═══ Exercise inputs ═══
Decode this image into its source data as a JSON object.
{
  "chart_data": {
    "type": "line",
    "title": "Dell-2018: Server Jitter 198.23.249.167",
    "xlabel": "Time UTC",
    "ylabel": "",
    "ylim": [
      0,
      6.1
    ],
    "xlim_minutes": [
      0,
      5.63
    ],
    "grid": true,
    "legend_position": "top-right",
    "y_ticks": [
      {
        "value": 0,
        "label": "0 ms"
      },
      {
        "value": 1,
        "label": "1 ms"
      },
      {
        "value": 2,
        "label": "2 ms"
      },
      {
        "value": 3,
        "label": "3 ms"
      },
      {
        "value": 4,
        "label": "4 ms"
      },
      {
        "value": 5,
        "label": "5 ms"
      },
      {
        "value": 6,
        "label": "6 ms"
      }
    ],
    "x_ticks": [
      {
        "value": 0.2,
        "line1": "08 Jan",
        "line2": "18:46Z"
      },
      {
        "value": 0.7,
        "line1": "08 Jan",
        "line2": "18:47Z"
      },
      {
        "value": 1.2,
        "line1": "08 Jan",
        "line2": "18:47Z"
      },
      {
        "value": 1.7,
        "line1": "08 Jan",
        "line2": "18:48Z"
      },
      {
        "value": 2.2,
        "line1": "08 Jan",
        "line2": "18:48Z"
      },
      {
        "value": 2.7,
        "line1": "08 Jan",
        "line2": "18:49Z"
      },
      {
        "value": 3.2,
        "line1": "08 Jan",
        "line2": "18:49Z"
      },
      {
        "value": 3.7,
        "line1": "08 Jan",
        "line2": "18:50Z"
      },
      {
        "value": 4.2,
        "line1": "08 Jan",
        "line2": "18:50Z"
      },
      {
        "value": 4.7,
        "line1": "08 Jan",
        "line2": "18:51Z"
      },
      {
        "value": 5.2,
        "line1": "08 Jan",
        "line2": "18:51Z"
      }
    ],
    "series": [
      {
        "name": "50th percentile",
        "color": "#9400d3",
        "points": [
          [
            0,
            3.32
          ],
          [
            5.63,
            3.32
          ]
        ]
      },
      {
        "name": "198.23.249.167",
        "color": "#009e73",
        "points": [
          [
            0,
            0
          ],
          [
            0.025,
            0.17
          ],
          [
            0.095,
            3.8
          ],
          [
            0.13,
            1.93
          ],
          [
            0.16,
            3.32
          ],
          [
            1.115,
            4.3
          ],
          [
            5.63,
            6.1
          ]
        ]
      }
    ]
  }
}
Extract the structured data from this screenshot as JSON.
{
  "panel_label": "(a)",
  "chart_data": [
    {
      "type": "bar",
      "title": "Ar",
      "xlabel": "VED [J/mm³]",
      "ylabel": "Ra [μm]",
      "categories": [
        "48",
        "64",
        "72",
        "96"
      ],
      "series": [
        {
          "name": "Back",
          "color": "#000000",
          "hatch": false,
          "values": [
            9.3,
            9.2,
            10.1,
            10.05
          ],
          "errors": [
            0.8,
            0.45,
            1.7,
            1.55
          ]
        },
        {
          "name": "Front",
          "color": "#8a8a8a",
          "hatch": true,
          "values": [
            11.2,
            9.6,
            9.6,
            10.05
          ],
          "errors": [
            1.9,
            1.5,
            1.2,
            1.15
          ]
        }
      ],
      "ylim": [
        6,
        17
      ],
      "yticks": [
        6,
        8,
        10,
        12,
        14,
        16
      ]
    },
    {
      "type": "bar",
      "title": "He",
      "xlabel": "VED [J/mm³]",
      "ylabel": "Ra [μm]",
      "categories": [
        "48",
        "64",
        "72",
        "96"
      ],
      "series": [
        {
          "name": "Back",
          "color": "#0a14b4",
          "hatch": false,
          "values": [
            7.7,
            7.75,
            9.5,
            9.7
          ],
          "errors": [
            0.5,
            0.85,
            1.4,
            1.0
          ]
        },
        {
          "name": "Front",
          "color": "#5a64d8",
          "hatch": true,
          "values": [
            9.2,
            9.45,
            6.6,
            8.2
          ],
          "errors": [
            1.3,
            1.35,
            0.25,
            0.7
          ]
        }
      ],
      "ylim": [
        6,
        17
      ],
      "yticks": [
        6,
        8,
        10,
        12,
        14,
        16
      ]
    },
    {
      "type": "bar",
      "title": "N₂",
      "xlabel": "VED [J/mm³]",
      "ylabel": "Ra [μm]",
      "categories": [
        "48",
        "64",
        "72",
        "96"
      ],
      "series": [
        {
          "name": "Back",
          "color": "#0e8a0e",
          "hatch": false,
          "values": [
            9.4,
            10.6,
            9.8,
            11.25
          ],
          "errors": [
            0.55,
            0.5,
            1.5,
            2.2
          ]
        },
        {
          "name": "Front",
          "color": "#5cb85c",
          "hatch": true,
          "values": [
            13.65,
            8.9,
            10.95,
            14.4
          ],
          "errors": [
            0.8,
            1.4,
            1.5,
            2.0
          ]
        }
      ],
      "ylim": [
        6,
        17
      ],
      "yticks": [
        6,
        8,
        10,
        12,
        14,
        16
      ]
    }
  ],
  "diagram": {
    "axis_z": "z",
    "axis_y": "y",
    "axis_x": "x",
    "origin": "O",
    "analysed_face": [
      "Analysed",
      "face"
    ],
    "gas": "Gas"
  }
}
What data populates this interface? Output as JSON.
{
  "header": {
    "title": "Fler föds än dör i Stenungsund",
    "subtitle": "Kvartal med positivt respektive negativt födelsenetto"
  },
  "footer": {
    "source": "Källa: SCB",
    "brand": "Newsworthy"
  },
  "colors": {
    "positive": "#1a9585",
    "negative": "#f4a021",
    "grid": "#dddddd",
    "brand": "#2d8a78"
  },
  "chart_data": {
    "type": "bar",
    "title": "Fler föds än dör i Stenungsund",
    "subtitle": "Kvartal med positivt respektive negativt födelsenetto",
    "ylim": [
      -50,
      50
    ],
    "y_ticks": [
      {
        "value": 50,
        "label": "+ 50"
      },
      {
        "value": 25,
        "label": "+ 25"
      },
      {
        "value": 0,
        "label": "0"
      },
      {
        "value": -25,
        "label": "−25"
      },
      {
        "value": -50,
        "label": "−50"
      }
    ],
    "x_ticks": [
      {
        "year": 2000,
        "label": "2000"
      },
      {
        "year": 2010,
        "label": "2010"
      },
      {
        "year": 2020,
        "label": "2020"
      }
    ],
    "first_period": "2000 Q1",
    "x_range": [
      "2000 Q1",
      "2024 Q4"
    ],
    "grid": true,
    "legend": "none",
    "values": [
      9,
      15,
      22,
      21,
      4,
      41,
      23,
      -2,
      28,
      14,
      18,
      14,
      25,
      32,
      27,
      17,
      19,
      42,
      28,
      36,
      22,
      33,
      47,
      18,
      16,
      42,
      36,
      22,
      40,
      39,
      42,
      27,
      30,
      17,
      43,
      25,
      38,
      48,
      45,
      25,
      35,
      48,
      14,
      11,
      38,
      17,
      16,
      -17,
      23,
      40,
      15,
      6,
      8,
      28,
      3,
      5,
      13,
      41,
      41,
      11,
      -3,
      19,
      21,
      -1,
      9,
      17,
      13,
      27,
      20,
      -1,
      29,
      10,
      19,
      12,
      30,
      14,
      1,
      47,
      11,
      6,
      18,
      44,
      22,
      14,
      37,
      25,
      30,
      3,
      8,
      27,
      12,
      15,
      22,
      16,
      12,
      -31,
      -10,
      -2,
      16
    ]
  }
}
═══
* Exercise details *
Locate the word "subtitle" in the data above. Copy every line carrying it.

* Result for this task *
    "subtitle": "Kvartal med positivt respektive negativt födelsenetto"
    "subtitle": "Kvartal med positivt respektive negativt födelsenetto",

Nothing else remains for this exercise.